— START Records shown —
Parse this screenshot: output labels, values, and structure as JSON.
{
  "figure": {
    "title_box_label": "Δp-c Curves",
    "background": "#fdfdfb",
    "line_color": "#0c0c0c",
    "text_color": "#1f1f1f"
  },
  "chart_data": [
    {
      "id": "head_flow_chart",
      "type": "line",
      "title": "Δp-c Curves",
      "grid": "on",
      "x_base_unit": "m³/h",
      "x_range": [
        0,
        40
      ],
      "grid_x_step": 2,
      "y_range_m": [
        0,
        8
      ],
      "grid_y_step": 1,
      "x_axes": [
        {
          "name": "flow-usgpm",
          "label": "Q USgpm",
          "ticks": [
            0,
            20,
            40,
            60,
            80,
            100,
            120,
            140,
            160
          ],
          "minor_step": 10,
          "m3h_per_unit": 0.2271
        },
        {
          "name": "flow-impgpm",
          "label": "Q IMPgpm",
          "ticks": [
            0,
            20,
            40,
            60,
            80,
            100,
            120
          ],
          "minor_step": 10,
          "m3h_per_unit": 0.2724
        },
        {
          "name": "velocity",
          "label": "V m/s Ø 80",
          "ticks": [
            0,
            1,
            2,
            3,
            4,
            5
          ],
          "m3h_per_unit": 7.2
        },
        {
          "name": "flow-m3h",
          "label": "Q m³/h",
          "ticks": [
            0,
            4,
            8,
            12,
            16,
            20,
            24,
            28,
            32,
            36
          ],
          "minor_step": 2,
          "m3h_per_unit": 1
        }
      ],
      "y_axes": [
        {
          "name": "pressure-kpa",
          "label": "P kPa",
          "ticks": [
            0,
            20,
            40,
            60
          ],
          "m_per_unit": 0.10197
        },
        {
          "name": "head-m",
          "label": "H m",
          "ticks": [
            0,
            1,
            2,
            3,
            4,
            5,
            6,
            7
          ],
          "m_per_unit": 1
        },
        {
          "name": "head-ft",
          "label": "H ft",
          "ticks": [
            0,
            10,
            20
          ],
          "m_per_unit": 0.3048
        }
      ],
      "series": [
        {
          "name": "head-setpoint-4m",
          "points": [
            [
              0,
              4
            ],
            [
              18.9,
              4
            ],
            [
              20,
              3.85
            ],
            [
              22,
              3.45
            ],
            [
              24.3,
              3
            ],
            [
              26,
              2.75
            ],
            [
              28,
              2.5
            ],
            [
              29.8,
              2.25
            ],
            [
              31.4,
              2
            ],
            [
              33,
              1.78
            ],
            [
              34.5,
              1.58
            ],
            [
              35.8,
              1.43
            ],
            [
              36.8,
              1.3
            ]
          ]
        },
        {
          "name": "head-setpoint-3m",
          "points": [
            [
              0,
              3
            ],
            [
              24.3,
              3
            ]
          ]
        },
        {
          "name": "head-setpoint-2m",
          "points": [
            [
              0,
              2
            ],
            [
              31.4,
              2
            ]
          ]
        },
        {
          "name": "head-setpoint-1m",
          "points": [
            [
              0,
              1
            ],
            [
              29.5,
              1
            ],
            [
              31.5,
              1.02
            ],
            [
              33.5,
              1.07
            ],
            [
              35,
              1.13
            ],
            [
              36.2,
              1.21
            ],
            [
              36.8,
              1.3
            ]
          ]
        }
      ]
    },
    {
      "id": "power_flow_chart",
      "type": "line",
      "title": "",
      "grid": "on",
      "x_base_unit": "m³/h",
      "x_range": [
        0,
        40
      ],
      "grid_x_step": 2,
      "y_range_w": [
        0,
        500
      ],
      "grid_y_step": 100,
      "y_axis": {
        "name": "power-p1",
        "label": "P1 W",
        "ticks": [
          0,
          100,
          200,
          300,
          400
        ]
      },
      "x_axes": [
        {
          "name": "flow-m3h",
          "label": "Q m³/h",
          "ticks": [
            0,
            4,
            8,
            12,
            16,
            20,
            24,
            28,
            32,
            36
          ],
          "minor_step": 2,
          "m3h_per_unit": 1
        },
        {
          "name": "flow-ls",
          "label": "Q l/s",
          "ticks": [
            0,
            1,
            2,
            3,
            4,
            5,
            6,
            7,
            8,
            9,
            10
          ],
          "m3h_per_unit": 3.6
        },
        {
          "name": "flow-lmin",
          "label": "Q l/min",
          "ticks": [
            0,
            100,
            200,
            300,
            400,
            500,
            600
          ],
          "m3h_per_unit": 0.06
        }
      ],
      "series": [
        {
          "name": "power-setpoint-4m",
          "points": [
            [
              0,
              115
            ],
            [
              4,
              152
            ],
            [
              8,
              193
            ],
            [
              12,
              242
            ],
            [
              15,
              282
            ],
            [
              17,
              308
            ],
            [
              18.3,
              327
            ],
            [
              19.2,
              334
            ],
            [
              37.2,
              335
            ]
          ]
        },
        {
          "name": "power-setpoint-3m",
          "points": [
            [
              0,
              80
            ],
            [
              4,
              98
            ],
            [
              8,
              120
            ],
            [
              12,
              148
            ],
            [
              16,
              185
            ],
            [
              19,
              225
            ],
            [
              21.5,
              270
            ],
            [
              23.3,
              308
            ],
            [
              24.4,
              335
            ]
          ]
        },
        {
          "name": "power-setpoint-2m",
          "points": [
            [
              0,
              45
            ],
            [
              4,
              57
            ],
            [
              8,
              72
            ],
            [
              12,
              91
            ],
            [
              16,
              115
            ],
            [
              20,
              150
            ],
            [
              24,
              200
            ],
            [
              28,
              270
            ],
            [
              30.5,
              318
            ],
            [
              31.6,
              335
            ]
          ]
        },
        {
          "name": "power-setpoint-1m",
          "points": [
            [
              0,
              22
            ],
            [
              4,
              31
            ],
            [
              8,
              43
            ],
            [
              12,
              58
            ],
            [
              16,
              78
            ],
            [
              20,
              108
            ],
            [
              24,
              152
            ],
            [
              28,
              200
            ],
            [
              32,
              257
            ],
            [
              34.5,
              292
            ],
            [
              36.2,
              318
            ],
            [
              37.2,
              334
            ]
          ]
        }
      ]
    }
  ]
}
— END Records shown —
Brief:
Quote all of the entries verbatim.

Answer below:
Parse this screenshot: output labels, values, and structure as JSON.
{
  "figure": {
    "title_box_label": "Δp-c Curves",
    "background": "#fdfdfb",
    "line_color": "#0c0c0c",
    "text_color": "#1f1f1f"
  },
  "chart_data": [
    {
      "id": "head_flow_chart",
      "type": "line",
      "title": "Δp-c Curves",
      "grid": "on",
      "x_base_unit": "m³/h",
      "x_range": [
        0,
        40
      ],
      "grid_x_step": 2,
      "y_range_m": [
        0,
        8
      ],
      "grid_y_step": 1,
      "x_axes": [
        {
          "name": "flow-usgpm",
          "label": "Q USgpm",
          "ticks": [
            0,
            20,
            40,
            60,
            80,
            100,
            120,
            140,
            160
          ],
          "minor_step": 10,
          "m3h_per_unit": 0.2271
        },
        {
          "name": "flow-impgpm",
          "label": "Q IMPgpm",
          "ticks": [
            0,
            20,
            40,
            60,
            80,
            100,
            120
          ],
          "minor_step": 10,
          "m3h_per_unit": 0.2724
        },
        {
          "name": "velocity",
          "label": "V m/s Ø 80",
          "ticks": [
            0,
            1,
            2,
            3,
            4,
            5
          ],
          "m3h_per_unit": 7.2
        },
        {
          "name": "flow-m3h",
          "label": "Q m³/h",
          "ticks": [
            0,
            4,
            8,
            12,
            16,
            20,
            24,
            28,
            32,
            36
          ],
          "minor_step": 2,
          "m3h_per_unit": 1
        }
      ],
      "y_axes": [
        {
          "name": "pressure-kpa",
          "label": "P kPa",
          "ticks": [
            0,
            20,
            40,
            60
          ],
          "m_per_unit": 0.10197
        },
        {
          "name": "head-m",
          "label": "H m",
          "ticks": [
            0,
            1,
            2,
            3,
            4,
            5,
            6,
            7
          ],
          "m_per_unit": 1
        },
        {
          "name": "head-ft",
          "label": "H ft",
          "ticks": [
            0,
            10,
            20
          ],
          "m_per_unit": 0.3048
        }
      ],
      "series": [
        {
          "name": "head-setpoint-4m",
          "points": [
            [
              0,
              4
            ],
            [
              18.9,
              4
            ],
            [
              20,
              3.85
            ],
            [
              22,
              3.45
            ],
            [
              24.3,
              3
            ],
            [
              26,
              2.75
            ],
            [
              28,
              2.5
            ],
            [
              29.8,
              2.25
            ],
            [
              31.4,
              2
            ],
            [
              33,
              1.78
            ],
            [
              34.5,
              1.58
            ],
            [
              35.8,
              1.43
            ],
            [
              36.8,
              1.3
            ]
          ]
        },
        {
          "name": "head-setpoint-3m",
          "points": [
            [
              0,
              3
            ],
            [
              24.3,
              3
            ]
          ]
        },
        {
          "name": "head-setpoint-2m",
          "points": [
            [
              0,
              2
            ],
            [
              31.4,
              2
            ]
          ]
        },
        {
          "name": "head-setpoint-1m",
          "points": [
            [
              0,
              1
            ],
            [
              29.5,
              1
            ],
            [
              31.5,
              1.02
            ],
            [
              33.5,
              1.07
            ],
            [
              35,
              1.13
            ],
            [
              36.2,
              1.21
            ],
            [
              36.8,
              1.3
            ]
          ]
        }
      ]
    },
    {
      "id": "power_flow_chart",
      "type": "line",
      "title": "",
      "grid": "on",
      "x_base_unit": "m³/h",
      "x_range": [
        0,
        40
      ],
      "grid_x_step": 2,
      "y_range_w": [
        0,
        500
      ],
      "grid_y_step": 100,
      "y_axis": {
        "name": "power-p1",
        "label": "P1 W",
        "ticks": [
          0,
          100,
          200,
          300,
          400
        ]
      },
      "x_axes": [
        {
          "name": "flow-m3h",
          "label": "Q m³/h",
          "ticks": [
            0,
            4,
            8,
            12,
            16,
            20,
            24,
            28,
            32,
            36
          ],
          "minor_step": 2,
          "m3h_per_unit": 1
        },
        {
          "name": "flow-ls",
          "label": "Q l/s",
          "ticks": [
            0,
            1,
            2,
            3,
            4,
            5,
            6,
            7,
            8,
            9,
            10
          ],
          "m3h_per_unit": 3.6
        },
        {
          "name": "flow-lmin",
          "label": "Q l/min",
          "ticks": [
            0,
            100,
            200,
            300,
            400,
            500,
            600
          ],
          "m3h_per_unit": 0.06
        }
      ],
      "series": [
        {
          "name": "power-setpoint-4m",
          "points": [
            [
              0,
              115
            ],
            [
              4,
              152
            ],
            [
              8,
              193
            ],
            [
              12,
              242
            ],
            [
              15,
              282
            ],
            [
              17,
              308
            ],
            [
              18.3,
              327
            ],
            [
              19.2,
              334
            ],
            [
              37.2,
              335
            ]
          ]
        },
        {
          "name": "power-setpoint-3m",
          "points": [
            [
              0,
              80
            ],
            [
              4,
              98
            ],
            [
              8,
              120
            ],
            [
              12,
              148
            ],
            [
              16,
              185
            ],
            [
              19,
              225
            ],
            [
              21.5,
              270
            ],
            [
              23.3,
              308
            ],
            [
              24.4,
              335
            ]
          ]
        },
        {
          "name": "power-setpoint-2m",
          "points": [
            [
              0,
              45
            ],
            [
              4,
              57
            ],
            [
              8,
              72
            ],
            [
              12,
              91
            ],
            [
              16,
              115
            ],
            [
              20,
              150
            ],
            [
              24,
              200
            ],
            [
              28,
              270
            ],
            [
              30.5,
              318
            ],
            [
              31.6,
              335
            ]
          ]
        },
        {
          "name": "power-setpoint-1m",
          "points": [
            [
              0,
              22
            ],
            [
              4,
              31
            ],
            [
              8,
              43
            ],
            [
              12,
              58
            ],
            [
              16,
              78
            ],
            [
              20,
              108
            ],
            [
              24,
              152
            ],
            [
              28,
              200
            ],
            [
              32,
              257
            ],
            [
              34.5,
              292
            ],
            [
              36.2,
              318
            ],
            [
              37.2,
              334
            ]
          ]
        }
      ]
    }
  ]
}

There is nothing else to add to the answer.